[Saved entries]
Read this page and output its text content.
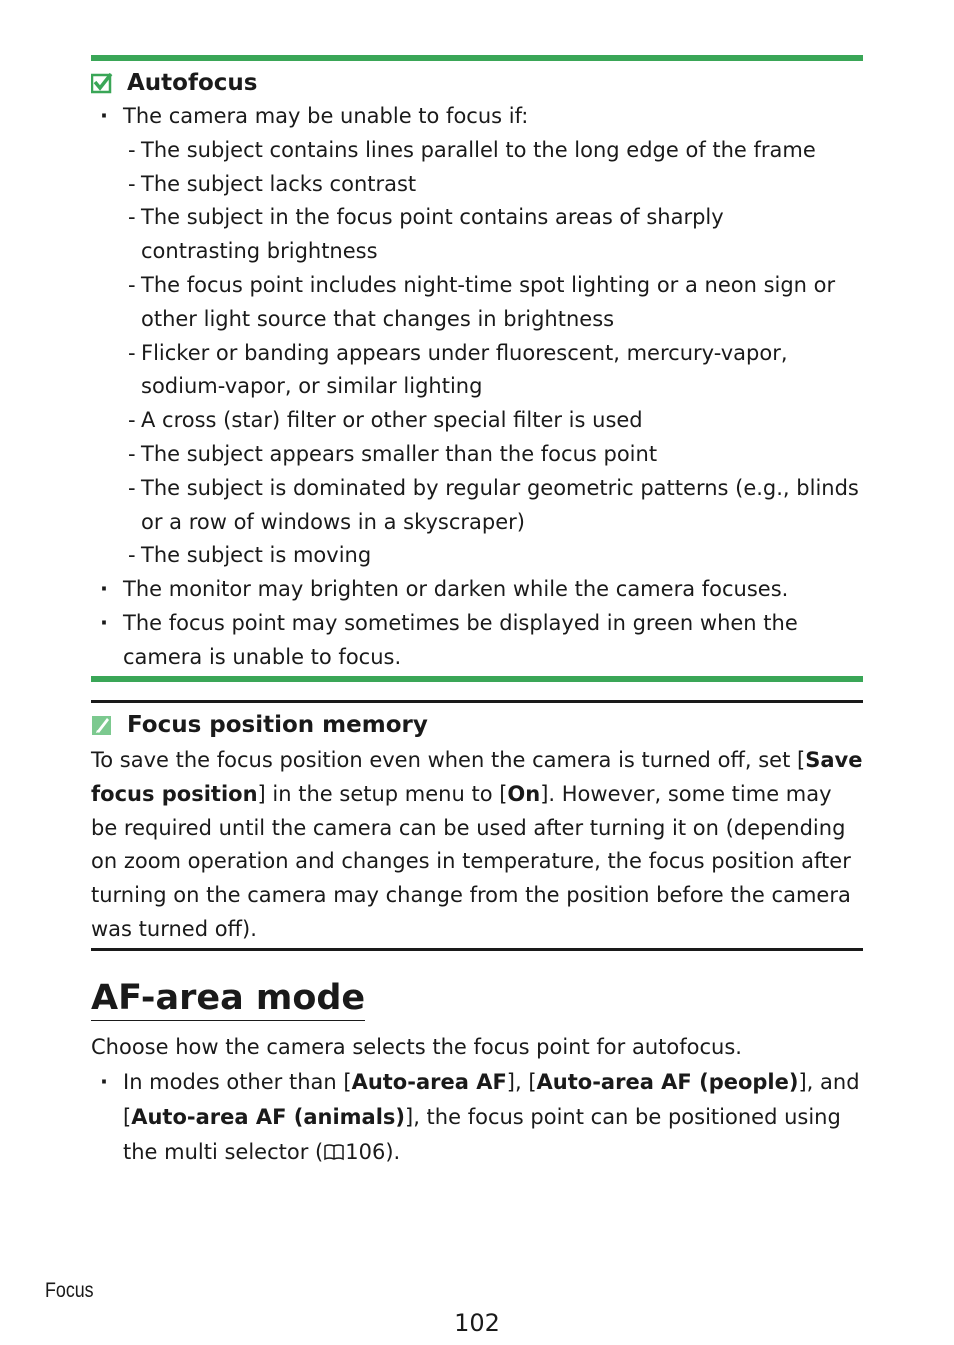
Autofocus
· The camera may be unable to focus if:
- The subject contains lines parallel to the long edge of the frame
- The subject lacks contrast
- The subject in the focus point contains areas of sharply contrasting brightness
- The focus point includes night-time spot lighting or a neon sign or other light source that changes in brightness
- Flicker or banding appears under fluorescent, mercury-vapor, sodium-vapor, or similar lighting
- A cross (star) filter or other special filter is used
- The subject appears smaller than the focus point
- The subject is dominated by regular geometric patterns (e.g., blinds or a row of windows in a skyscraper)
- The subject is moving
· The monitor may brighten or darken while the camera focuses.
· The focus point may sometimes be displayed in green when the camera is unable to focus.
Focus position memory

To save the focus position even when the camera is turned off, set [Save focus position] in the setup menu to [On]. However, some time may be required until the camera can be used after turning it on (depending on zoom operation and changes in temperature, the focus position after turning on the camera may change from the position before the camera was turned off).

AF-area mode

Choose how the camera selects the focus point for autofocus.

· In modes other than [Auto-area AF], [Auto-area AF (people)], and [Auto-area AF (animals)], the focus point can be positioned using the multi selector ( 106).
Focus
102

→ OBJECTIVE
What is the number of lines that hold the string "changes"? Reply with that number alone.

→ WRITTEN RESPONSE
2